* **AIM OF THE EXERCISE**
The data below should be restated word for word, with every picture omitted.

* **MATERIAL TO PROCESS**
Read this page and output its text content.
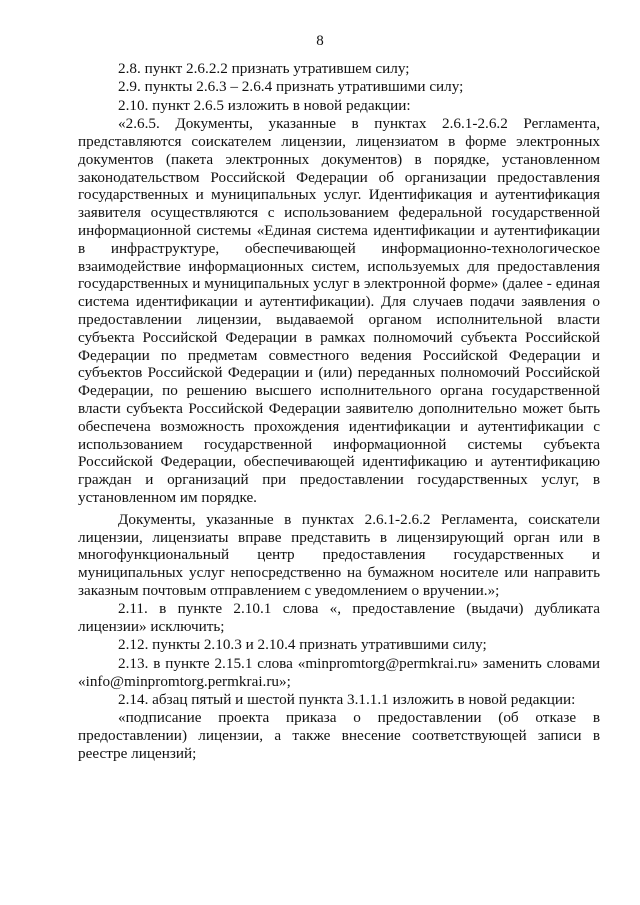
8

2.8. пункт 2.6.2.2 признать утратившем силу;

2.9. пункты 2.6.3 – 2.6.4 признать утратившими силу;

2.10. пункт 2.6.5 изложить в новой редакции:

«2.6.5. Документы, указанные в пунктах 2.6.1-2.6.2 Регламента, представляются соискателем лицензии, лицензиатом в форме электронных документов (пакета электронных документов) в порядке, установленном законодательством Российской Федерации об организации предоставления государственных и муниципальных услуг. Идентификация и аутентификация заявителя осуществляются с использованием федеральной государственной информационной системы «Единая система идентификации и аутентификации в инфраструктуре, обеспечивающей информационно-технологическое взаимодействие информационных систем, используемых для предоставления государственных и муниципальных услуг в электронной форме» (далее - единая система идентификации и аутентификации). Для случаев подачи заявления о предоставлении лицензии, выдаваемой органом исполнительной власти субъекта Российской Федерации в рамках полномочий субъекта Российской Федерации по предметам совместного ведения Российской Федерации и субъектов Российской Федерации и (или) переданных полномочий Российской Федерации, по решению высшего исполнительного органа государственной власти субъекта Российской Федерации заявителю дополнительно может быть обеспечена возможность прохождения идентификации и аутентификации с использованием государственной информационной системы субъекта Российской Федерации, обеспечивающей идентификацию и аутентификацию граждан и организаций при предоставлении государственных услуг, в установленном им порядке.

Документы, указанные в пунктах 2.6.1-2.6.2 Регламента, соискатели лицензии, лицензиаты вправе представить в лицензирующий орган или в многофункциональный центр предоставления государственных и муниципальных услуг непосредственно на бумажном носителе или направить заказным почтовым отправлением с уведомлением о вручении.»;

2.11. в пункте 2.10.1 слова «, предоставление (выдачи) дубликата лицензии» исключить;

2.12. пункты 2.10.3 и 2.10.4 признать утратившими силу;

2.13. в пункте 2.15.1 слова «minpromtorg@permkrai.ru» заменить словами «info@minpromtorg.permkrai.ru»;

2.14. абзац пятый и шестой пункта 3.1.1.1 изложить в новой редакции:

«подписание проекта приказа о предоставлении (об отказе в предоставлении) лицензии, а также внесение соответствующей записи в реестре лицензий;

* **SOLUTION**
Read this page and output its text content.
8

2.8. пункт 2.6.2.2 признать утратившем силу;

2.9. пункты 2.6.3 – 2.6.4 признать утратившими силу;

2.10. пункт 2.6.5 изложить в новой редакции:

«2.6.5. Документы, указанные в пунктах 2.6.1-2.6.2 Регламента, представляются соискателем лицензии, лицензиатом в форме электронных документов (пакета электронных документов) в порядке, установленном законодательством Российской Федерации об организации предоставления государственных и муниципальных услуг. Идентификация и аутентификация заявителя осуществляются с использованием федеральной государственной информационной системы «Единая система идентификации и аутентификации в инфраструктуре, обеспечивающей информационно-технологическое взаимодействие информационных систем, используемых для предоставления государственных и муниципальных услуг в электронной форме» (далее - единая система идентификации и аутентификации). Для случаев подачи заявления о предоставлении лицензии, выдаваемой органом исполнительной власти субъекта Российской Федерации в рамках полномочий субъекта Российской Федерации по предметам совместного ведения Российской Федерации и субъектов Российской Федерации и (или) переданных полномочий Российской Федерации, по решению высшего исполнительного органа государственной власти субъекта Российской Федерации заявителю дополнительно может быть обеспечена возможность прохождения идентификации и аутентификации с использованием государственной информационной системы субъекта Российской Федерации, обеспечивающей идентификацию и аутентификацию граждан и организаций при предоставлении государственных услуг, в установленном им порядке.

Документы, указанные в пунктах 2.6.1-2.6.2 Регламента, соискатели лицензии, лицензиаты вправе представить в лицензирующий орган или в многофункциональный центр предоставления государственных и муниципальных услуг непосредственно на бумажном носителе или направить заказным почтовым отправлением с уведомлением о вручении.»;

2.11. в пункте 2.10.1 слова «, предоставление (выдачи) дубликата лицензии» исключить;

2.12. пункты 2.10.3 и 2.10.4 признать утратившими силу;

2.13. в пункте 2.15.1 слова «minpromtorg@permkrai.ru» заменить словами «info@minpromtorg.permkrai.ru»;

2.14. абзац пятый и шестой пункта 3.1.1.1 изложить в новой редакции:

«подписание проекта приказа о предоставлении (об отказе в предоставлении) лицензии, а также внесение соответствующей записи в реестре лицензий;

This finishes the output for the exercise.